JOB:
Only lines with the string "honey" matter here; gather them from the material below.
--- START OF RECORDS SHOWN ---
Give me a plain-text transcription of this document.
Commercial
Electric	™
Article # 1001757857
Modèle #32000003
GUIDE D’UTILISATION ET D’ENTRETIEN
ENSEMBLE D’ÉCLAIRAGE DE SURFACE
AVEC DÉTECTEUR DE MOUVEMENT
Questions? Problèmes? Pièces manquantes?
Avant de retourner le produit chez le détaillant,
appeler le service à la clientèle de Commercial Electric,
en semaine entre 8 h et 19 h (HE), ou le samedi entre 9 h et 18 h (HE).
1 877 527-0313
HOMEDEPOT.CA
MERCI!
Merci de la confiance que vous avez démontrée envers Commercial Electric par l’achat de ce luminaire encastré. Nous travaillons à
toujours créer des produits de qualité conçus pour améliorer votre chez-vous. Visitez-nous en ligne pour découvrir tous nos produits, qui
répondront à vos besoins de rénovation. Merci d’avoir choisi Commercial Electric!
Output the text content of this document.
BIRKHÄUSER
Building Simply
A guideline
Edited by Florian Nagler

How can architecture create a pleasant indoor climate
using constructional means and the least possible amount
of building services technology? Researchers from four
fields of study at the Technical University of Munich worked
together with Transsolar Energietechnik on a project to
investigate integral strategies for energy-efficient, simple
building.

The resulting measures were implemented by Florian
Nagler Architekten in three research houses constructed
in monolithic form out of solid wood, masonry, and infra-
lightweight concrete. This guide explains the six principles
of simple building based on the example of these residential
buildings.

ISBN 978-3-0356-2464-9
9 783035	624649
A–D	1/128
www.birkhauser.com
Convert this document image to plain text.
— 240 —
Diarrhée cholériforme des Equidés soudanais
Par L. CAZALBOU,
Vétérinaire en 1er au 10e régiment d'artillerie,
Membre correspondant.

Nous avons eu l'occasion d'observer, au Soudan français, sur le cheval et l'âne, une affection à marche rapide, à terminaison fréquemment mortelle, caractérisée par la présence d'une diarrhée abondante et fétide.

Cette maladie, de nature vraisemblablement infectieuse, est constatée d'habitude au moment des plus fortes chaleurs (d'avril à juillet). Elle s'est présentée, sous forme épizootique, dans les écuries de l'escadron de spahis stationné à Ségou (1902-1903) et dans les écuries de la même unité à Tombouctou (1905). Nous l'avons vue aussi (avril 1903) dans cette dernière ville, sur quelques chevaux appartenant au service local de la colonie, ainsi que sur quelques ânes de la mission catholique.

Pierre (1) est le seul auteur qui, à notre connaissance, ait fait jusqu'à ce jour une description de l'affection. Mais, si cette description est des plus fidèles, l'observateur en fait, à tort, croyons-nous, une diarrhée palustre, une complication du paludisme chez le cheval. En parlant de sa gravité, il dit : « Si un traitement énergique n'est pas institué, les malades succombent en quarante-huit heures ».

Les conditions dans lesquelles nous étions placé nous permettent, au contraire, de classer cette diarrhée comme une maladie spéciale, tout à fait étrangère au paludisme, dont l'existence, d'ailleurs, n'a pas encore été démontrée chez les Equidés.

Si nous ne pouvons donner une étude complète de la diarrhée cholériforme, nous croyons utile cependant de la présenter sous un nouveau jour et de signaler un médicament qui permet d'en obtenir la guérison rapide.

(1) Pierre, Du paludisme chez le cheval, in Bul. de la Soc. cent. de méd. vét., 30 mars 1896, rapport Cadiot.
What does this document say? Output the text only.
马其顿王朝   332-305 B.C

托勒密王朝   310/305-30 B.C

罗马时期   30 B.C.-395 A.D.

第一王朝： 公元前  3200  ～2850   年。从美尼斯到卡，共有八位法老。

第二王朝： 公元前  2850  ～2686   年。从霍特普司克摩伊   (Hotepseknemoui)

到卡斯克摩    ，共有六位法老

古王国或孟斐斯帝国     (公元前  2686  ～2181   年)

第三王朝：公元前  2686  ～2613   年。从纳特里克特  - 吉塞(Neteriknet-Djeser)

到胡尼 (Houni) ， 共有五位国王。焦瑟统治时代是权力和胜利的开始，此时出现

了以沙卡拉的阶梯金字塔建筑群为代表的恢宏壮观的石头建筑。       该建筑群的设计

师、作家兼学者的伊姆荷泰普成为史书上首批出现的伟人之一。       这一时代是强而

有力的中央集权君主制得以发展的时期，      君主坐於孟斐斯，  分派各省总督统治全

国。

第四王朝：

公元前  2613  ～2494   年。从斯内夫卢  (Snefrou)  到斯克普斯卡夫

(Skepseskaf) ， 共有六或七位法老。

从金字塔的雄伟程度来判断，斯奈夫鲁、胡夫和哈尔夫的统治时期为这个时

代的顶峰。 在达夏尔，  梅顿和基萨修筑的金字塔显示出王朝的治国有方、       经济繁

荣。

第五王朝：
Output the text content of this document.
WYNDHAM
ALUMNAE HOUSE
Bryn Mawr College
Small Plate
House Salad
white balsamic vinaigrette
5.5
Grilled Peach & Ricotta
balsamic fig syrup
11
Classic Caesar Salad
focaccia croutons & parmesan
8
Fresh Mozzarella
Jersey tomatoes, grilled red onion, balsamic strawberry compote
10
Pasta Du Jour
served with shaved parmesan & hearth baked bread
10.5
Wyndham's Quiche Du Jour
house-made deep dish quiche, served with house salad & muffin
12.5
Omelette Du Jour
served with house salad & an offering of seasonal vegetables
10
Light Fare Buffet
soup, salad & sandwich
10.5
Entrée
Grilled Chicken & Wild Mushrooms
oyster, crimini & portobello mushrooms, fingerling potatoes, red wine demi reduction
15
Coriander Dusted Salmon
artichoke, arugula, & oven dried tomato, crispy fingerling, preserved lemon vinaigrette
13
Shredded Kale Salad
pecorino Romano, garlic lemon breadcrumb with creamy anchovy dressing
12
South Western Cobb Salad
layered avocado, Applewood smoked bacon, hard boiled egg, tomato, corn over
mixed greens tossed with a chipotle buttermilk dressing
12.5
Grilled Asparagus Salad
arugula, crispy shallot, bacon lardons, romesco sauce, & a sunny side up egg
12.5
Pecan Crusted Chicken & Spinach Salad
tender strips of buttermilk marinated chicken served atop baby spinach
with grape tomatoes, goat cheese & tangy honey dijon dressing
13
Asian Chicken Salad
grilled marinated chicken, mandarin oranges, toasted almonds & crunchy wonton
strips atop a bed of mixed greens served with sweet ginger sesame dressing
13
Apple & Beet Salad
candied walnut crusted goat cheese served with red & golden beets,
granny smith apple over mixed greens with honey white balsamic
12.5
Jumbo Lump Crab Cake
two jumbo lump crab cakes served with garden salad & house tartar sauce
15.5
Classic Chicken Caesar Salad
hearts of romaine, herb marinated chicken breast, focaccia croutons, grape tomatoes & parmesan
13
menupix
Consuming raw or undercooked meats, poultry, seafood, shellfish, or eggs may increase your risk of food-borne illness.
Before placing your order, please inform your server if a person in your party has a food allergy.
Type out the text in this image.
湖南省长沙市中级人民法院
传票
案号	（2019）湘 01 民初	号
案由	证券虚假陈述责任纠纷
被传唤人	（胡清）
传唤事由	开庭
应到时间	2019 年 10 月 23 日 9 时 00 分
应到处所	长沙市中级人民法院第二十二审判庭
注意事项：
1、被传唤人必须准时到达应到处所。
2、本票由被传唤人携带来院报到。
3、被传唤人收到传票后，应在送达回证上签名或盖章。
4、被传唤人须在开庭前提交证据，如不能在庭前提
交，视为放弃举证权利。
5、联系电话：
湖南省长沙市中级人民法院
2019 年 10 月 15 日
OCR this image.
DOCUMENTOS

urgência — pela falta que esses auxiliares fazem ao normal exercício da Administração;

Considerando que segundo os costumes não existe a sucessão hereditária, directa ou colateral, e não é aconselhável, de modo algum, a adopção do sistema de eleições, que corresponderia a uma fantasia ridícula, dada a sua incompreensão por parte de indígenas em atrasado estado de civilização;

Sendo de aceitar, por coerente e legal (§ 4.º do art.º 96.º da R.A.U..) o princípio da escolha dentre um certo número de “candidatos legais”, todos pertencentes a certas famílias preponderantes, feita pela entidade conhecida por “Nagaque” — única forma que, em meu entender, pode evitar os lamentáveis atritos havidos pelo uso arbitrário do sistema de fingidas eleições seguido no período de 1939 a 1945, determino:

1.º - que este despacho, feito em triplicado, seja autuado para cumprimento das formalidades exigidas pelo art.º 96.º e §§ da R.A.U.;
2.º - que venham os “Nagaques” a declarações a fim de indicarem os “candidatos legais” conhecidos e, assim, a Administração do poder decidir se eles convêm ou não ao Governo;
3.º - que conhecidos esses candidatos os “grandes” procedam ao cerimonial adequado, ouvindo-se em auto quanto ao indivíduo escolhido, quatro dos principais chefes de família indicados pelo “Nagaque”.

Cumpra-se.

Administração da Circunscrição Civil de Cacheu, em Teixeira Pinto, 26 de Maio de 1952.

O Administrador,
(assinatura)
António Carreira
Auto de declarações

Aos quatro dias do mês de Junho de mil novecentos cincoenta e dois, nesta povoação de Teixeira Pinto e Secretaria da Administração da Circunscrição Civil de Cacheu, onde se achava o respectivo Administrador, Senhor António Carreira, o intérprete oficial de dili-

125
--- END OF RECORDS SHOWN ---
WRITTEN SOLUTION:
with grape tomatoes, goat cheese & tangy honey dijon dressing
granny smith apple over mixed greens with honey white balsamic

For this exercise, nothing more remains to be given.